→ **INSTRUCTIONS FOR THE TASK**
Scan the entries below for the word "gutter". Copy each line that has it.

→ **DATA SHOWN**
-- -- --

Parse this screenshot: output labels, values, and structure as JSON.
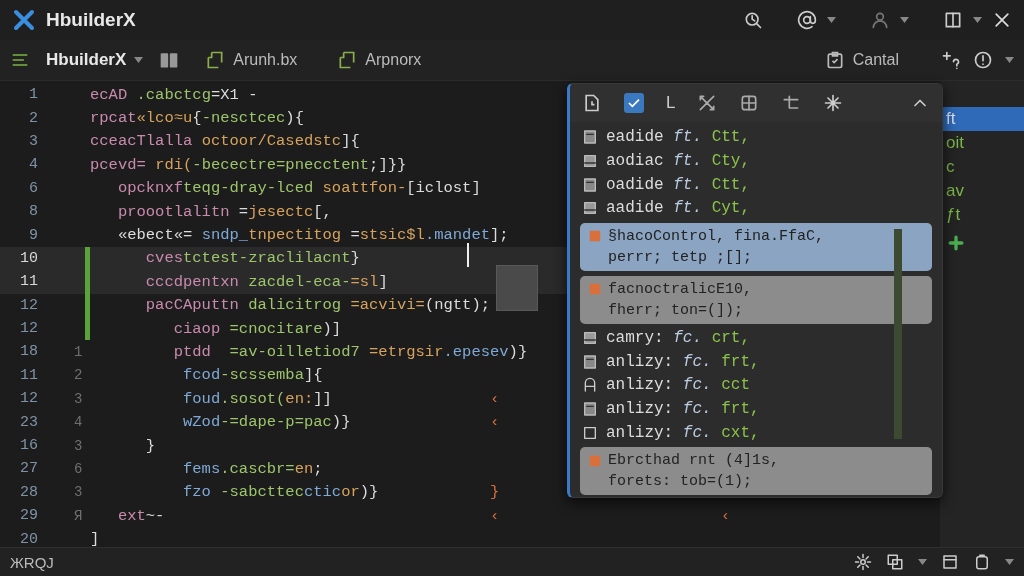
{
  "titlebar": {
    "app": "HbuilderX"
  },
  "toolbar": {
    "project": "HbuilderX",
    "tabs": [
      {
        "label": "Arunh.bx",
        "selected": false
      },
      {
        "label": "Arpnorx",
        "selected": false
      }
    ],
    "action": "Cantal"
  },
  "editor": {
    "lines": [
      {
        "number": "1",
        "current": false,
        "changed": false,
        "tokens": [
          {
            "kind": "key",
            "text": "ecAD "
          },
          {
            "kind": "name",
            "text": ".cabctcg"
          },
          {
            "kind": "punct",
            "text": "=X1 -"
          }
        ]
      },
      {
        "number": "2",
        "current": false,
        "changed": false,
        "tokens": [
          {
            "kind": "key",
            "text": "rpcat"
          },
          {
            "kind": "str",
            "text": "«lco≈u"
          },
          {
            "kind": "punct",
            "text": "{"
          },
          {
            "kind": "name",
            "text": "-nesctcec"
          },
          {
            "kind": "punct",
            "text": "){"
          }
        ]
      },
      {
        "number": "3",
        "current": false,
        "changed": false,
        "tokens": [
          {
            "kind": "key",
            "text": "cceacTlalla "
          },
          {
            "kind": "str",
            "text": "octoor/Casedstc"
          },
          {
            "kind": "punct",
            "text": "]{"
          }
        ]
      },
      {
        "number": "4",
        "current": false,
        "changed": false,
        "tokens": [
          {
            "kind": "key",
            "text": "pcevd= "
          },
          {
            "kind": "str",
            "text": "rdi("
          },
          {
            "kind": "name",
            "text": "-becectre=pnecctent"
          },
          {
            "kind": "punct",
            "text": ";]}}"
          }
        ]
      },
      {
        "number": "6",
        "current": false,
        "changed": false,
        "tokens": [
          {
            "kind": "key",
            "text": "   opcknxf"
          },
          {
            "kind": "name",
            "text": "teqg-dray-lced "
          },
          {
            "kind": "str",
            "text": "soattfon-"
          },
          {
            "kind": "punct",
            "text": "[iclost]"
          }
        ]
      },
      {
        "number": "8",
        "current": false,
        "changed": false,
        "tokens": [
          {
            "kind": "key",
            "text": "   proootlalitn "
          },
          {
            "kind": "punct",
            "text": "="
          },
          {
            "kind": "str",
            "text": "jesectc"
          },
          {
            "kind": "punct",
            "text": "[,"
          }
        ]
      },
      {
        "number": "9",
        "current": false,
        "changed": false,
        "tokens": [
          {
            "kind": "punct",
            "text": "   «ebect«= "
          },
          {
            "kind": "type",
            "text": "sndp_"
          },
          {
            "kind": "str",
            "text": "tnpectitog "
          },
          {
            "kind": "punct",
            "text": "="
          },
          {
            "kind": "str",
            "text": "stsic$l"
          },
          {
            "kind": "type",
            "text": ".mandet"
          },
          {
            "kind": "punct",
            "text": "];"
          }
        ]
      },
      {
        "number": "10",
        "current": true,
        "changed": true,
        "tokens": [
          {
            "kind": "key",
            "text": "      cves"
          },
          {
            "kind": "name",
            "text": "tctest-zraclilacnt"
          },
          {
            "kind": "punct",
            "text": "}"
          }
        ]
      },
      {
        "number": "11",
        "current": true,
        "changed": true,
        "tokens": [
          {
            "kind": "key",
            "text": "      cccdpentxn "
          },
          {
            "kind": "name",
            "text": "zacdel-eca-"
          },
          {
            "kind": "str",
            "text": "=sl"
          },
          {
            "kind": "punct",
            "text": "]"
          }
        ]
      },
      {
        "number": "12",
        "current": false,
        "changed": true,
        "tokens": [
          {
            "kind": "key",
            "text": "      pacCAputtn "
          },
          {
            "kind": "name",
            "text": "dalicitrog "
          },
          {
            "kind": "str",
            "text": "=acvivi="
          },
          {
            "kind": "punct",
            "text": "(ngtt);"
          }
        ]
      },
      {
        "number": "12",
        "current": false,
        "changed": true,
        "tokens": [
          {
            "kind": "key",
            "text": "         ciaop "
          },
          {
            "kind": "name",
            "text": "=cnocitare"
          },
          {
            "kind": "punct",
            "text": ")]"
          }
        ]
      },
      {
        "number": "18",
        "gutter": "1",
        "current": false,
        "changed": false,
        "tokens": [
          {
            "kind": "key",
            "text": "         ptdd  "
          },
          {
            "kind": "name",
            "text": "=av-oilletiod7 "
          },
          {
            "kind": "str",
            "text": "=etrgsir"
          },
          {
            "kind": "type",
            "text": ".epesev"
          },
          {
            "kind": "punct",
            "text": ")}"
          }
        ]
      },
      {
        "number": "11",
        "gutter": "2",
        "current": false,
        "changed": false,
        "tokens": [
          {
            "kind": "type",
            "text": "          fcod"
          },
          {
            "kind": "name",
            "text": "-scssemba"
          },
          {
            "kind": "punct",
            "text": "]{"
          }
        ]
      },
      {
        "number": "12",
        "gutter": "3",
        "current": false,
        "changed": false,
        "tokens": [
          {
            "kind": "type",
            "text": "          foud"
          },
          {
            "kind": "name",
            "text": ".sosot("
          },
          {
            "kind": "str",
            "text": "en:"
          },
          {
            "kind": "punct",
            "text": "]]"
          }
        ],
        "trail": [
          "‹"
        ]
      },
      {
        "number": "23",
        "gutter": "4",
        "current": false,
        "changed": false,
        "tokens": [
          {
            "kind": "type",
            "text": "          wZod"
          },
          {
            "kind": "name",
            "text": "-=dape-p=pac"
          },
          {
            "kind": "punct",
            "text": ")}"
          }
        ],
        "trail": [
          "‹"
        ]
      },
      {
        "number": "16",
        "gutter": "3",
        "current": false,
        "changed": false,
        "tokens": [
          {
            "kind": "punct",
            "text": "      }"
          }
        ]
      },
      {
        "number": "27",
        "gutter": "6",
        "current": false,
        "changed": false,
        "tokens": [
          {
            "kind": "type",
            "text": "          fems"
          },
          {
            "kind": "name",
            "text": ".cascbr="
          },
          {
            "kind": "str",
            "text": "en"
          },
          {
            "kind": "punct",
            "text": ";"
          }
        ]
      },
      {
        "number": "28",
        "gutter": "3",
        "current": false,
        "changed": false,
        "tokens": [
          {
            "kind": "type",
            "text": "          fzo "
          },
          {
            "kind": "name",
            "text": "-sabcttec"
          },
          {
            "kind": "type",
            "text": "ctic"
          },
          {
            "kind": "str",
            "text": "or"
          },
          {
            "kind": "punct",
            "text": ")}"
          }
        ],
        "trail": [
          "}"
        ]
      },
      {
        "number": "29",
        "gutter": "Я",
        "current": false,
        "changed": false,
        "tokens": [
          {
            "kind": "key",
            "text": "   ext"
          },
          {
            "kind": "punct",
            "text": "~-"
          }
        ],
        "trail": [
          "‹",
          "‹"
        ]
      },
      {
        "number": "20",
        "current": false,
        "changed": false,
        "tokens": [
          {
            "kind": "punct",
            "text": "]"
          }
        ]
      }
    ]
  },
  "popup": {
    "header": {
      "label": "L"
    },
    "items": [
      {
        "kind": "row",
        "text": "eadide",
        "mid": "ft.",
        "end": "Ctt,"
      },
      {
        "kind": "row",
        "text": "aodiac",
        "mid": "ft.",
        "end": "Cty,"
      },
      {
        "kind": "row",
        "text": "oadide",
        "mid": "ft.",
        "end": "Ctt,"
      },
      {
        "kind": "row",
        "text": "aadide",
        "mid": "ft.",
        "end": "Cyt,"
      },
      {
        "kind": "card",
        "selected": true,
        "lines": [
          "§hacoControl, fina.FfaC,",
          "perrr; tetp ;[];"
        ]
      },
      {
        "kind": "card",
        "selected": false,
        "lines": [
          "facnoctralicE10,",
          "fherr; ton=(]);"
        ]
      },
      {
        "kind": "row",
        "text": "camry:",
        "mid": "fc.",
        "end": "crt,"
      },
      {
        "kind": "row",
        "text": "anlizy:",
        "mid": "fc.",
        "end": "frt,"
      },
      {
        "kind": "row",
        "text": "anlizy:",
        "mid": "fc.",
        "end": "cct"
      },
      {
        "kind": "row",
        "text": "anlizy:",
        "mid": "fc.",
        "end": "frt,"
      },
      {
        "kind": "row",
        "text": "anlizy:",
        "mid": "fc.",
        "end": "cxt,"
      },
      {
        "kind": "card",
        "selected": false,
        "lines": [
          "Ebrcthad rnt (4]1s,",
          "forets: tob=(1);"
        ]
      }
    ]
  },
  "sidebar": {
    "items": [
      {
        "label": "ft",
        "selected": true
      },
      {
        "label": "oit",
        "selected": false
      },
      {
        "label": "c",
        "selected": false
      },
      {
        "label": "av",
        "selected": false
      },
      {
        "label": "ƒt",
        "selected": false
      }
    ]
  },
  "status_bar": {
    "text": "ЖRQJ"
  }
}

-- -- --

→ **COMPLETE ANSWER**
        "gutter": "1",
        "gutter": "2",
        "gutter": "3",
        "gutter": "4",
        "gutter": "3",
        "gutter": "6",
        "gutter": "3",
        "gutter": "Я",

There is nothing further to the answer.